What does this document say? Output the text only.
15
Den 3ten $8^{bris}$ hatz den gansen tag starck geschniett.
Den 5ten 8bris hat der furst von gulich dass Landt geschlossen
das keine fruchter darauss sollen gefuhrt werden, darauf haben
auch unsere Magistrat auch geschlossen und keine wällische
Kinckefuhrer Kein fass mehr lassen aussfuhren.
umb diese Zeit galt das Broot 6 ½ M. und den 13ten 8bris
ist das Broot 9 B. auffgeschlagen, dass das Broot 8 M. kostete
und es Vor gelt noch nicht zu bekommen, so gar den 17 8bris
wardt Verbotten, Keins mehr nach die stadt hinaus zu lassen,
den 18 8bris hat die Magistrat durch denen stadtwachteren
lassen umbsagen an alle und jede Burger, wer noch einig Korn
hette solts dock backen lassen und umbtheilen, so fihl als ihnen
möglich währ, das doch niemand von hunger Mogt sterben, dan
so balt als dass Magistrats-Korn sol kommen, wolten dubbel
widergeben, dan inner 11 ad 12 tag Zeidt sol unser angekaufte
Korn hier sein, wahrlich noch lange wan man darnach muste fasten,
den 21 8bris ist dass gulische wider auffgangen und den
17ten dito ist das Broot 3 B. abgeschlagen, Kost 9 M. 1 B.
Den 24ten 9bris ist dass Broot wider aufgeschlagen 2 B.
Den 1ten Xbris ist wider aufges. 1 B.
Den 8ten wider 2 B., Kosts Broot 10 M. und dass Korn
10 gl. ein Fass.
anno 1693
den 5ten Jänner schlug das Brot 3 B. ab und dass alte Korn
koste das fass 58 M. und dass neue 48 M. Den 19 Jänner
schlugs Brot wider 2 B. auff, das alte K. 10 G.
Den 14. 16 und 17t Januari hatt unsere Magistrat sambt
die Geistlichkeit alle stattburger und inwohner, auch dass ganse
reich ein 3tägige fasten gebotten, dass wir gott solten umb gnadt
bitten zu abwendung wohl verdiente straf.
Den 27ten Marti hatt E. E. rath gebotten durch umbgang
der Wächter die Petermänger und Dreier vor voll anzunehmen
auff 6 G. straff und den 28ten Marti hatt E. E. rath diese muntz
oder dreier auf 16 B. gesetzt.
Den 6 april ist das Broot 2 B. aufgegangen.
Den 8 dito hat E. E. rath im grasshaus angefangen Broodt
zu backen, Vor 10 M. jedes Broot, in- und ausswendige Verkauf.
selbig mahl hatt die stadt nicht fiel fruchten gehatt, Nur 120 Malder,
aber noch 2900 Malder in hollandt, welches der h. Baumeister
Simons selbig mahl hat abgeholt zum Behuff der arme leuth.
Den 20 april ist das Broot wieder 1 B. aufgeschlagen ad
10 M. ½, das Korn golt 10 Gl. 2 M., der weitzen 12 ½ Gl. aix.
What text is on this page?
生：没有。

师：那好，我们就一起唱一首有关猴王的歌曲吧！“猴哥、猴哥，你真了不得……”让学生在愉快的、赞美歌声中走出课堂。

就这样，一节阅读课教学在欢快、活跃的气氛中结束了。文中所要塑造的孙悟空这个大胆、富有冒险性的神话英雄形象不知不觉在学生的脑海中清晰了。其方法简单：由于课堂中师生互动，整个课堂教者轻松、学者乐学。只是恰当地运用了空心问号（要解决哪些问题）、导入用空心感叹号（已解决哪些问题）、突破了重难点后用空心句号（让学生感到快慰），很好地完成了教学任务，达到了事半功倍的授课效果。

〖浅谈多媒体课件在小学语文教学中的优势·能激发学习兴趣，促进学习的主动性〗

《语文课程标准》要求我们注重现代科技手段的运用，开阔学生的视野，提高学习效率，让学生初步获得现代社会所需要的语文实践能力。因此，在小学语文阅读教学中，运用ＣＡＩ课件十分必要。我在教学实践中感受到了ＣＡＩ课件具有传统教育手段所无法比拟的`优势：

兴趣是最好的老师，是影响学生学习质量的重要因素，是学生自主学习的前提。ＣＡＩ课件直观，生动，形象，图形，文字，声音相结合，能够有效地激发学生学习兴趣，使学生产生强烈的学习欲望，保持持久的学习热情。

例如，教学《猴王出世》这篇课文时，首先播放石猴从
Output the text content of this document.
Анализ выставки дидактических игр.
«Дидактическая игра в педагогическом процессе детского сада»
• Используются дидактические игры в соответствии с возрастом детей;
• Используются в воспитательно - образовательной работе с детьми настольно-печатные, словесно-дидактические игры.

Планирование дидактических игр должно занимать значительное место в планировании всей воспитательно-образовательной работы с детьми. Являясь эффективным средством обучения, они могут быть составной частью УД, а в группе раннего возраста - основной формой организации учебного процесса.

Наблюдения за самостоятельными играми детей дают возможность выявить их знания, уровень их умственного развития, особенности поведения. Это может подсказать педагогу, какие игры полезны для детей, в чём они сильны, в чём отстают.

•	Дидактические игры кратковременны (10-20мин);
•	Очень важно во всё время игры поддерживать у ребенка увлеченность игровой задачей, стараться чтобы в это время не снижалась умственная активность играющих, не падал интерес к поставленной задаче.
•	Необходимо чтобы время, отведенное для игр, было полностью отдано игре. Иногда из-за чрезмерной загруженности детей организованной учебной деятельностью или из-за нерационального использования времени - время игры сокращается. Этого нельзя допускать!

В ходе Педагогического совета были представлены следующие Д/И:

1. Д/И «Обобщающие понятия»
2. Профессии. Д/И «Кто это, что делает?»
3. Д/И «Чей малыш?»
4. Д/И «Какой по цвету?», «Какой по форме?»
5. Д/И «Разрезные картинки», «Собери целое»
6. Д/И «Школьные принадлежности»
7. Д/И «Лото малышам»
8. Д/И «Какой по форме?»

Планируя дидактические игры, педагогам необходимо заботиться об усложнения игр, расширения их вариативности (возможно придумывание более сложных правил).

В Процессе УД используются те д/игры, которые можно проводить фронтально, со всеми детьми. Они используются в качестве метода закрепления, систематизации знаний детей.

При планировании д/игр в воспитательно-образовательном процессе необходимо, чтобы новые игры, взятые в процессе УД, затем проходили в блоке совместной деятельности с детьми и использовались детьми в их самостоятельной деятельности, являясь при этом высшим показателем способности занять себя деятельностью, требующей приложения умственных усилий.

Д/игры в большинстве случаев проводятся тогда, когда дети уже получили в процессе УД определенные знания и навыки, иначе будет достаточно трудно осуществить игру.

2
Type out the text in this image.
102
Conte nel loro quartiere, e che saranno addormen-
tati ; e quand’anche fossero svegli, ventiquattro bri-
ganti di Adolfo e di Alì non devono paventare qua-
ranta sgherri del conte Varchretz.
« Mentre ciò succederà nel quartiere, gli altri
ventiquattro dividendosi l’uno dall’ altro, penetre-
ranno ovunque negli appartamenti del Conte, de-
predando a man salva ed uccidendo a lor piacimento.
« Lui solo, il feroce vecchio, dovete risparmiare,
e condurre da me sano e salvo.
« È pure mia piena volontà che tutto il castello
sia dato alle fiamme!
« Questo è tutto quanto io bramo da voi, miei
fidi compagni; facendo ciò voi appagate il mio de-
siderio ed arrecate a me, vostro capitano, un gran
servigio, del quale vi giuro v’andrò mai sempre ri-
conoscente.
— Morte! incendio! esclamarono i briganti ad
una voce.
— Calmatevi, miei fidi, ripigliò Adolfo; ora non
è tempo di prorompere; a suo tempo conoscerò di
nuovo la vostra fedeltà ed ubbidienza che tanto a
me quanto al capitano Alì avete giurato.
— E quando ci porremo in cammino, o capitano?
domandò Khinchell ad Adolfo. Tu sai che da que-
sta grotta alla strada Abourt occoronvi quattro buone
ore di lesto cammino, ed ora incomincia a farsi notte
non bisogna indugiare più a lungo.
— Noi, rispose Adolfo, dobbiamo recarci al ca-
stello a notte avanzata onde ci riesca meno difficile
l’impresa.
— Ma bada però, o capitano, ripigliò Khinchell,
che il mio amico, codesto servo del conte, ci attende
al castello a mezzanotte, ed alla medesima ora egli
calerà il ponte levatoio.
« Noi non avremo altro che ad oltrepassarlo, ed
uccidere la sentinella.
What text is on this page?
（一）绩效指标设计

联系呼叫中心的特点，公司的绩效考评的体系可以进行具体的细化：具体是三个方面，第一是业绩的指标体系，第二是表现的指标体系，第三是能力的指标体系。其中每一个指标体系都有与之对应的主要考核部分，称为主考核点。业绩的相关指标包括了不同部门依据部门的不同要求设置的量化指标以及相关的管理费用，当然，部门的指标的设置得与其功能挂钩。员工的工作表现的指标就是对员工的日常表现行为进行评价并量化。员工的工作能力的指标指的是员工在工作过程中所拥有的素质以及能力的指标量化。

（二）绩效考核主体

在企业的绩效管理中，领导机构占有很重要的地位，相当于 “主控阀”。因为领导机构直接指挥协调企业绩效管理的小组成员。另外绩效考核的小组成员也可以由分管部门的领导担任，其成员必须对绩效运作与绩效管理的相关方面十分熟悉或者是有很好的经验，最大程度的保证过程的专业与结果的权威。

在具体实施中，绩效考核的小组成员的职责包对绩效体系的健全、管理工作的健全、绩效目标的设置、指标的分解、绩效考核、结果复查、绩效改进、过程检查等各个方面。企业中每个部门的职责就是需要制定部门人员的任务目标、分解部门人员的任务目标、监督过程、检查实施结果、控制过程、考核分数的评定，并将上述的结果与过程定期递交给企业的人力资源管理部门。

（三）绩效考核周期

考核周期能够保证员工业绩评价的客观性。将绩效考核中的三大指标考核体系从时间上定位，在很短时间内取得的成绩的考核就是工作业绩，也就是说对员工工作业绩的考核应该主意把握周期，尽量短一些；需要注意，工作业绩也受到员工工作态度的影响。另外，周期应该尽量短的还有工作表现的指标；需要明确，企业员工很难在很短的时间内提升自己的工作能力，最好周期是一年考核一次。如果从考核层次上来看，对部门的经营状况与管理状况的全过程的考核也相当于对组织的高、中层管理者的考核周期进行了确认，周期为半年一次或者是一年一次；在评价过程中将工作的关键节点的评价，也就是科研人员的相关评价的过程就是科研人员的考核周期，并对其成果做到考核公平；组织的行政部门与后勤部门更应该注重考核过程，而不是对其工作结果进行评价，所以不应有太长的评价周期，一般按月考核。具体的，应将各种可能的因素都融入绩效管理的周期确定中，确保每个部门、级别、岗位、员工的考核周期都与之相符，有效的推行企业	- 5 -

=-=-=-=-=

▶ **Task details**:
Pick out each line containing the string "alla" and copy it.

▶ **Complete answer**:
sta grotta alla strada Abourt occoronvi quattro buone
al castello a mezzanotte, ed alla medesima ora egli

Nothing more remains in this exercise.